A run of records
□ □ □
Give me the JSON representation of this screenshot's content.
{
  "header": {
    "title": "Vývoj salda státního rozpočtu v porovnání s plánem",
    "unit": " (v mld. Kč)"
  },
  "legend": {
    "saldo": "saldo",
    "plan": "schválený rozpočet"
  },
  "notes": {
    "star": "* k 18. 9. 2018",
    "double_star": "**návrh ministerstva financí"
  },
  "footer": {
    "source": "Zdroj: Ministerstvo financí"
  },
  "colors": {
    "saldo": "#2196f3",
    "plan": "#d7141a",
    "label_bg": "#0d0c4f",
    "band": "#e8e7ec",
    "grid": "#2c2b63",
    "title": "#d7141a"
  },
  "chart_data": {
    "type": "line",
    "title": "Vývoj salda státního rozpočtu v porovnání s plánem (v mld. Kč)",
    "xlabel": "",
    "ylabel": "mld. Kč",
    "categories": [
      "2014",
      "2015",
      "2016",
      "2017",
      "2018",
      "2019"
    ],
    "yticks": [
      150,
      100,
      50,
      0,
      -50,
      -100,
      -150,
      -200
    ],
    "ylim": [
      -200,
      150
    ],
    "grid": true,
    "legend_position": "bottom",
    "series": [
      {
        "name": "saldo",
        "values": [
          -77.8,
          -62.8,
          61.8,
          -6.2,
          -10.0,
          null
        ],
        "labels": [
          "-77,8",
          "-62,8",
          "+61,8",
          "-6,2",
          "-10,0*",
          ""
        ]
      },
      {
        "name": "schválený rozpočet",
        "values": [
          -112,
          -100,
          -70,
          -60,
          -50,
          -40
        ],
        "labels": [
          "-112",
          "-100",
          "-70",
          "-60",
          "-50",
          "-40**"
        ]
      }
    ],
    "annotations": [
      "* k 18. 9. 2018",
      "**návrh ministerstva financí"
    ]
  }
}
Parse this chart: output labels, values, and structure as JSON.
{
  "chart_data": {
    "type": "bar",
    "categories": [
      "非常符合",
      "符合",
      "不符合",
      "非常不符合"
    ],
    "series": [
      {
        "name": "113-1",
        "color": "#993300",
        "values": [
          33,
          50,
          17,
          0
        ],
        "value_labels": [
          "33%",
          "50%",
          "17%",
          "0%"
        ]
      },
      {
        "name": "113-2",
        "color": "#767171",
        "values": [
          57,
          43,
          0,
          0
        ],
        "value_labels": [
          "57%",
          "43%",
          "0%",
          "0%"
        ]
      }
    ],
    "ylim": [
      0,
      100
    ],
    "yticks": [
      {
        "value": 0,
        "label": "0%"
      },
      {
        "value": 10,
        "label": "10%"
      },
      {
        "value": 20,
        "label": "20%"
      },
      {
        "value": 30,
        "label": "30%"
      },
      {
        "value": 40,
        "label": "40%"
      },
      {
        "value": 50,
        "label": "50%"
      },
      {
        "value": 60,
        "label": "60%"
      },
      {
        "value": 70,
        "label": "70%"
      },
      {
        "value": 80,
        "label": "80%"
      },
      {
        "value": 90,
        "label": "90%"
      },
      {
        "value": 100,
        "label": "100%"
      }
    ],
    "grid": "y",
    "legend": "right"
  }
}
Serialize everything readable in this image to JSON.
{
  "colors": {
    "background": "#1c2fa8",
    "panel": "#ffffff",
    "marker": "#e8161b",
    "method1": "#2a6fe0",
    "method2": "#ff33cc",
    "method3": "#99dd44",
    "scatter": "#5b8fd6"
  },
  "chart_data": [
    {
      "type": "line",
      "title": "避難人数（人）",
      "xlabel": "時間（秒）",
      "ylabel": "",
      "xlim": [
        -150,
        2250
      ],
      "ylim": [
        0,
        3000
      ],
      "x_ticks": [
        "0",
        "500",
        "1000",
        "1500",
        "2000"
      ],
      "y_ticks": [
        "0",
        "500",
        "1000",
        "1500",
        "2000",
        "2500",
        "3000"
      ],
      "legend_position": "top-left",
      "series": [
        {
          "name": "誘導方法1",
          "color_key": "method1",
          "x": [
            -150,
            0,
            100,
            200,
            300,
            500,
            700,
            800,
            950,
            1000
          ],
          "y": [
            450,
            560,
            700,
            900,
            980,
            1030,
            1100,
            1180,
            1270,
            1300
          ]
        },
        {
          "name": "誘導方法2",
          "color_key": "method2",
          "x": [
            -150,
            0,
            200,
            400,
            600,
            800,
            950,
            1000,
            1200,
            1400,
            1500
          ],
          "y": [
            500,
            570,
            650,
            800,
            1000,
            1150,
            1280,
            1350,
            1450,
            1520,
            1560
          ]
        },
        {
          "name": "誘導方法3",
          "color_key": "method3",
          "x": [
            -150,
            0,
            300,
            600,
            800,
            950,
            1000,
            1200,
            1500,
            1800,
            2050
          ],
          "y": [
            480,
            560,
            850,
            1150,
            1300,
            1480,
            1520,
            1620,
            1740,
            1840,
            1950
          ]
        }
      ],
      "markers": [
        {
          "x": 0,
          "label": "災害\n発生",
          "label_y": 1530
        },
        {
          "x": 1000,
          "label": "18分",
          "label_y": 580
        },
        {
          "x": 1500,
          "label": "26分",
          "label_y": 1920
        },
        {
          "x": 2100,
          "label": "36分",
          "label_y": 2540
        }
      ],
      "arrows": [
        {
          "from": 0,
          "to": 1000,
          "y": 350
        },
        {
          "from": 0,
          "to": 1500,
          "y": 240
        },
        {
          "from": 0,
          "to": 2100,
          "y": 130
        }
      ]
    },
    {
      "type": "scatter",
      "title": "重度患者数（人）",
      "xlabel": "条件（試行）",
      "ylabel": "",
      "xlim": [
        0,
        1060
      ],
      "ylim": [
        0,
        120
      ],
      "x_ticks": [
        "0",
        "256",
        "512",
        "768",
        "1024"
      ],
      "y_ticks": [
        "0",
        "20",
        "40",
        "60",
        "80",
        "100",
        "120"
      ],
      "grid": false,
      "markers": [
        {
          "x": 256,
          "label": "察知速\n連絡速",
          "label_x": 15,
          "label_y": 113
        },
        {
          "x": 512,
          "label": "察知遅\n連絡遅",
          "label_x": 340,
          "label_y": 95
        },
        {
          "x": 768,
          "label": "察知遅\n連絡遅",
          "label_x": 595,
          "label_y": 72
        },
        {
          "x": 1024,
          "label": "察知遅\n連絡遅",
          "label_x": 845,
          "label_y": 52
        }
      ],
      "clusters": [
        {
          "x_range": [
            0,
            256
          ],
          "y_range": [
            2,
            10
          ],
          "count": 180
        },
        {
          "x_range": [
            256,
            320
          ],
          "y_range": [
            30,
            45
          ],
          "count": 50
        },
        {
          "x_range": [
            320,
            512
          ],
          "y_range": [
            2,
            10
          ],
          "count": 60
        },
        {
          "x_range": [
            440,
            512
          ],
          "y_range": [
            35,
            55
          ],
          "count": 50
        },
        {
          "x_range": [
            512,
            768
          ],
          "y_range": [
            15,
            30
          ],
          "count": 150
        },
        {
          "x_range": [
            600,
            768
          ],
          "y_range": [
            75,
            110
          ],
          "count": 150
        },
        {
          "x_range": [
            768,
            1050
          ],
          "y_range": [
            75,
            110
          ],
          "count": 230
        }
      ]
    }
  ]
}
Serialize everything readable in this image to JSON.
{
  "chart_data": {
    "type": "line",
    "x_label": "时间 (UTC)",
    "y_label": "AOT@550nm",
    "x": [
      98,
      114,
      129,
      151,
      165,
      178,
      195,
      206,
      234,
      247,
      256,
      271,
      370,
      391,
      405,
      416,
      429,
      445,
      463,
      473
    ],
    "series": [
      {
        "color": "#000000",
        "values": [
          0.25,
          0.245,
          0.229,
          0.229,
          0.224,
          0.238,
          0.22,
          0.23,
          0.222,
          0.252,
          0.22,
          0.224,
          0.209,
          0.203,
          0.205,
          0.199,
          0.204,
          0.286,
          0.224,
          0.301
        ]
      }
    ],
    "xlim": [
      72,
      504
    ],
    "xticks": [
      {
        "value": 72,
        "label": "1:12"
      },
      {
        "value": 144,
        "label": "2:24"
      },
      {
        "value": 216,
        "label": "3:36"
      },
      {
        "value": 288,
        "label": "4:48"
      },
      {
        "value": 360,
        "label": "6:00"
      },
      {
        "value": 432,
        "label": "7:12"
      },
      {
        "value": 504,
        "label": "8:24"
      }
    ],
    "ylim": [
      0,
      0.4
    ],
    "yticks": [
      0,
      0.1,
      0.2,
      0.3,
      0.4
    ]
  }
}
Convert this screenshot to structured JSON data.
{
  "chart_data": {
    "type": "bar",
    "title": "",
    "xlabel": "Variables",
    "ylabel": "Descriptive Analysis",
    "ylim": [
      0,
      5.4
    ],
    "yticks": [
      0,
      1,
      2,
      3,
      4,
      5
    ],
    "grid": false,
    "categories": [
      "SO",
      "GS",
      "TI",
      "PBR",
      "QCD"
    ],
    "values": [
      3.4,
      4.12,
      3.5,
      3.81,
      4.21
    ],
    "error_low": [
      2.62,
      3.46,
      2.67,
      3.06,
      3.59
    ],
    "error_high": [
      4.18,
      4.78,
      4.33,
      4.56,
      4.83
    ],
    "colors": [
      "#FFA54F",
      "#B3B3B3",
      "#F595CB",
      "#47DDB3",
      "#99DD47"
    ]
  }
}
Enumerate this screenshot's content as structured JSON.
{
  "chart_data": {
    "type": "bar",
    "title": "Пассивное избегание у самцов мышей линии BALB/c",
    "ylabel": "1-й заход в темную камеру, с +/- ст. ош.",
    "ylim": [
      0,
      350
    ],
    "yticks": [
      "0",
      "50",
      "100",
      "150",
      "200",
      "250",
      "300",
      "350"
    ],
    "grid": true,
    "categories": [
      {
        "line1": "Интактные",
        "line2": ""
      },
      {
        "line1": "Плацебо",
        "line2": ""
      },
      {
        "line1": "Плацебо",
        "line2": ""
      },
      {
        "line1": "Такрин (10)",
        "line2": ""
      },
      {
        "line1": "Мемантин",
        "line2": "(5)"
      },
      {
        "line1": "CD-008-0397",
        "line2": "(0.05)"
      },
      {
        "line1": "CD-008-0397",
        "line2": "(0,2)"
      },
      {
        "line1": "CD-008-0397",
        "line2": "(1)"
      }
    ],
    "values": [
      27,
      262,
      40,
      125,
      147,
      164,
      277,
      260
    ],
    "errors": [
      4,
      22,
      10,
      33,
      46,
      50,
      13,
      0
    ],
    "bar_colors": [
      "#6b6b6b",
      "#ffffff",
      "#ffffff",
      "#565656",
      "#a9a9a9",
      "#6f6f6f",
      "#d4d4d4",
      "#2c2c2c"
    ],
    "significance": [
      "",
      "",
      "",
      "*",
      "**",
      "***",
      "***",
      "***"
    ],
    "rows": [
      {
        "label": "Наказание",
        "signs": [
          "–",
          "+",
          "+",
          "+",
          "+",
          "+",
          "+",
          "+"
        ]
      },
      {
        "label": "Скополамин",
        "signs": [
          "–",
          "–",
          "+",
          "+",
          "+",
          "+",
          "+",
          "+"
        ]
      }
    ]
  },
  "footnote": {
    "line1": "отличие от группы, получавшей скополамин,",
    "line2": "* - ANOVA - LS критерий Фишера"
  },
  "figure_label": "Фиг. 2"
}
□ □ □
▶ [Problem details]
Pull every line containing "JSON" out of the records.

▶ [Worked answer]
Give me the JSON representation of this screenshot's content.
Parse this chart: output labels, values, and structure as JSON.
Serialize everything readable in this image to JSON.
Serialize everything readable in this image to JSON.
Convert this screenshot to structured JSON data.
Enumerate this screenshot's content as structured JSON.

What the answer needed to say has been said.